WHAT IS NEEDED: Write out each line exactly as given. Leave the pictures out of your copy.
___
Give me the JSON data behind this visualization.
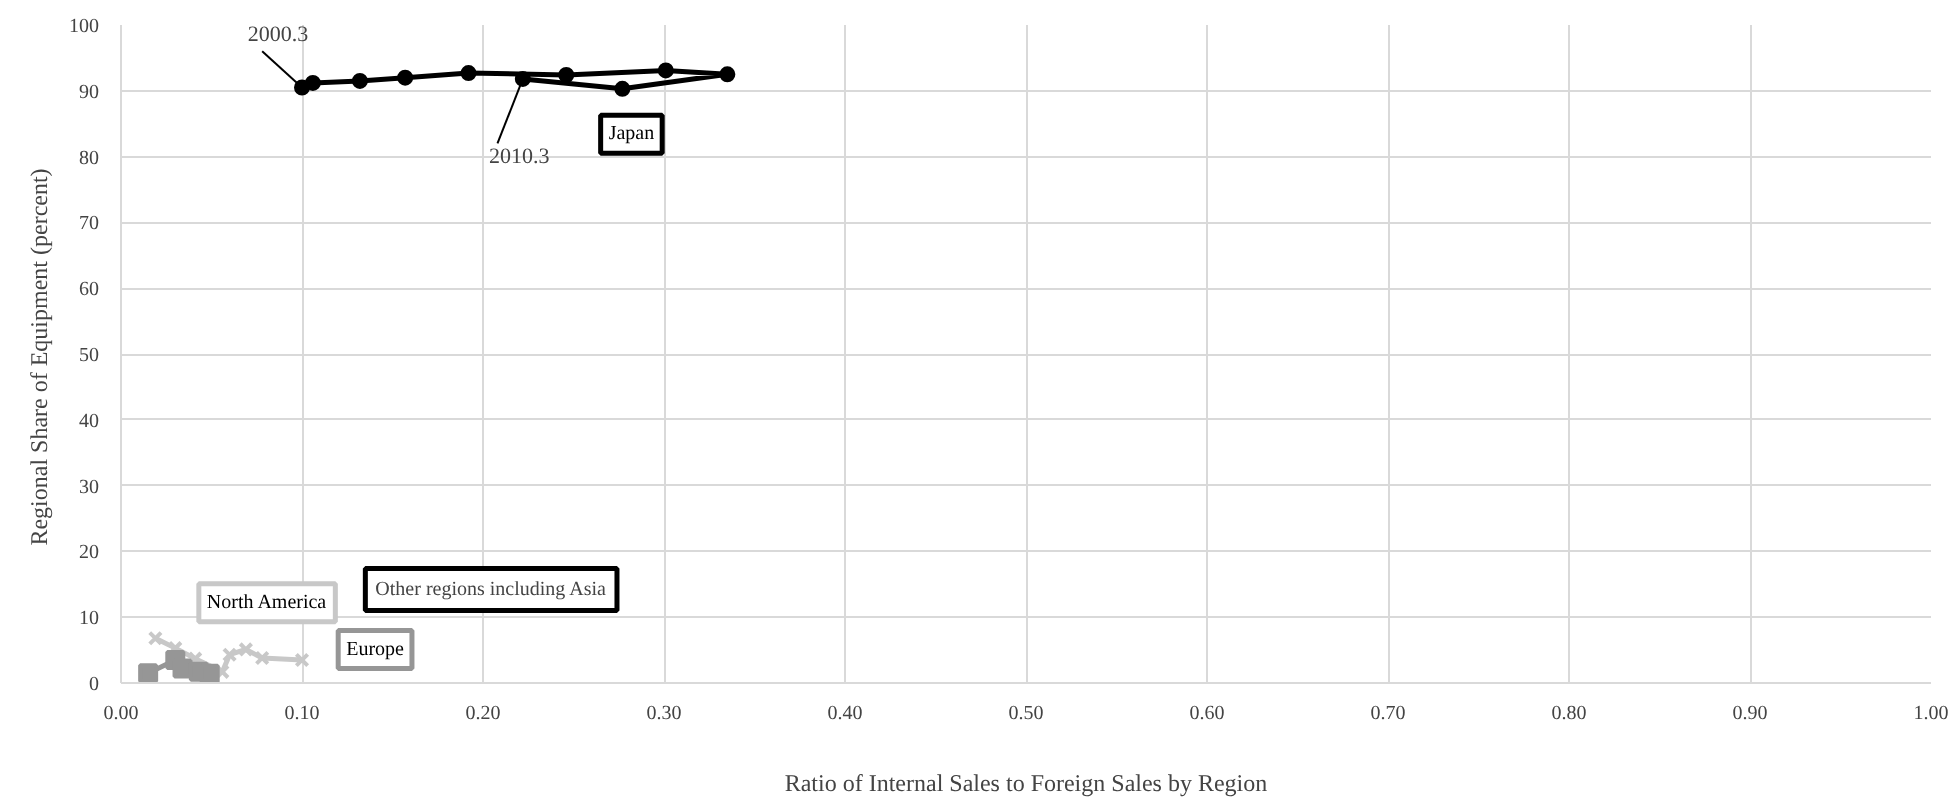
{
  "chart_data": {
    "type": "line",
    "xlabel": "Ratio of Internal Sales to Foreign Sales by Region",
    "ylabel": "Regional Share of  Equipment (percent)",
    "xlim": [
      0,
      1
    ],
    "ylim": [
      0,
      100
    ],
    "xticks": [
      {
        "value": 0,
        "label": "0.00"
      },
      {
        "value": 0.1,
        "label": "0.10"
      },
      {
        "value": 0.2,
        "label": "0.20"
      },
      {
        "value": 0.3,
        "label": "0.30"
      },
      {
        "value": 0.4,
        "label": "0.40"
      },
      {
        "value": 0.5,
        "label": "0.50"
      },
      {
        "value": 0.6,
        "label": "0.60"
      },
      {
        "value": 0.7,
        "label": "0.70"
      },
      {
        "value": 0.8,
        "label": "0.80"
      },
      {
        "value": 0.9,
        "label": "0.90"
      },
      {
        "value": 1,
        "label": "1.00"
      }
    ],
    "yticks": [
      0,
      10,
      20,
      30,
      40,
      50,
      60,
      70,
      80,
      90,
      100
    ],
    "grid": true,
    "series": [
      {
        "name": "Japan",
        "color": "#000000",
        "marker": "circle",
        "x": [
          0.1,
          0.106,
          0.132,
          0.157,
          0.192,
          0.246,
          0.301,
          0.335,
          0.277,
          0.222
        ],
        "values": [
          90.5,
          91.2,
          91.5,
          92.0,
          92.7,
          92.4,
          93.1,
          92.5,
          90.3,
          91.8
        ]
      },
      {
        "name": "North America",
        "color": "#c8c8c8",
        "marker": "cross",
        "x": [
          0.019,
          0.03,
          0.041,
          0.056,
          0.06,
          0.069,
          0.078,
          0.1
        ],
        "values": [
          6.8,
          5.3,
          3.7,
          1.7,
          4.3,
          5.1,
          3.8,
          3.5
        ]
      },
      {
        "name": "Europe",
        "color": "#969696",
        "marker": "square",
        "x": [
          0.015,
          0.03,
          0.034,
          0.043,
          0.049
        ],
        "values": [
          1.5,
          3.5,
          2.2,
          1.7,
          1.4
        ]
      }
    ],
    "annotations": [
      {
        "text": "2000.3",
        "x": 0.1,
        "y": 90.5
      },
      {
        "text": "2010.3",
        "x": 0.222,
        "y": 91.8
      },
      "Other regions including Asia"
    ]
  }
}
___
RESPONSE BELOW:
Give me the JSON data behind this visualization.
{
  "chart_data": {
    "type": "line",
    "xlabel": "Ratio of Internal Sales to Foreign Sales by Region",
    "ylabel": "Regional Share of  Equipment (percent)",
    "xlim": [
      0,
      1
    ],
    "ylim": [
      0,
      100
    ],
    "xticks": [
      {
        "value": 0,
        "label": "0.00"
      },
      {
        "value": 0.1,
        "label": "0.10"
      },
      {
        "value": 0.2,
        "label": "0.20"
      },
      {
        "value": 0.3,
        "label": "0.30"
      },
      {
        "value": 0.4,
        "label": "0.40"
      },
      {
        "value": 0.5,
        "label": "0.50"
      },
      {
        "value": 0.6,
        "label": "0.60"
      },
      {
        "value": 0.7,
        "label": "0.70"
      },
      {
        "value": 0.8,
        "label": "0.80"
      },
      {
        "value": 0.9,
        "label": "0.90"
      },
      {
        "value": 1,
        "label": "1.00"
      }
    ],
    "yticks": [
      0,
      10,
      20,
      30,
      40,
      50,
      60,
      70,
      80,
      90,
      100
    ],
    "grid": true,
    "series": [
      {
        "name": "Japan",
        "color": "#000000",
        "marker": "circle",
        "x": [
          0.1,
          0.106,
          0.132,
          0.157,
          0.192,
          0.246,
          0.301,
          0.335,
          0.277,
          0.222
        ],
        "values": [
          90.5,
          91.2,
          91.5,
          92.0,
          92.7,
          92.4,
          93.1,
          92.5,
          90.3,
          91.8
        ]
      },
      {
        "name": "North America",
        "color": "#c8c8c8",
        "marker": "cross",
        "x": [
          0.019,
          0.03,
          0.041,
          0.056,
          0.06,
          0.069,
          0.078,
          0.1
        ],
        "values": [
          6.8,
          5.3,
          3.7,
          1.7,
          4.3,
          5.1,
          3.8,
          3.5
        ]
      },
      {
        "name": "Europe",
        "color": "#969696",
        "marker": "square",
        "x": [
          0.015,
          0.03,
          0.034,
          0.043,
          0.049
        ],
        "values": [
          1.5,
          3.5,
          2.2,
          1.7,
          1.4
        ]
      }
    ],
    "annotations": [
      {
        "text": "2000.3",
        "x": 0.1,
        "y": 90.5
      },
      {
        "text": "2010.3",
        "x": 0.222,
        "y": 91.8
      },
      "Other regions including Asia"
    ]
  }
}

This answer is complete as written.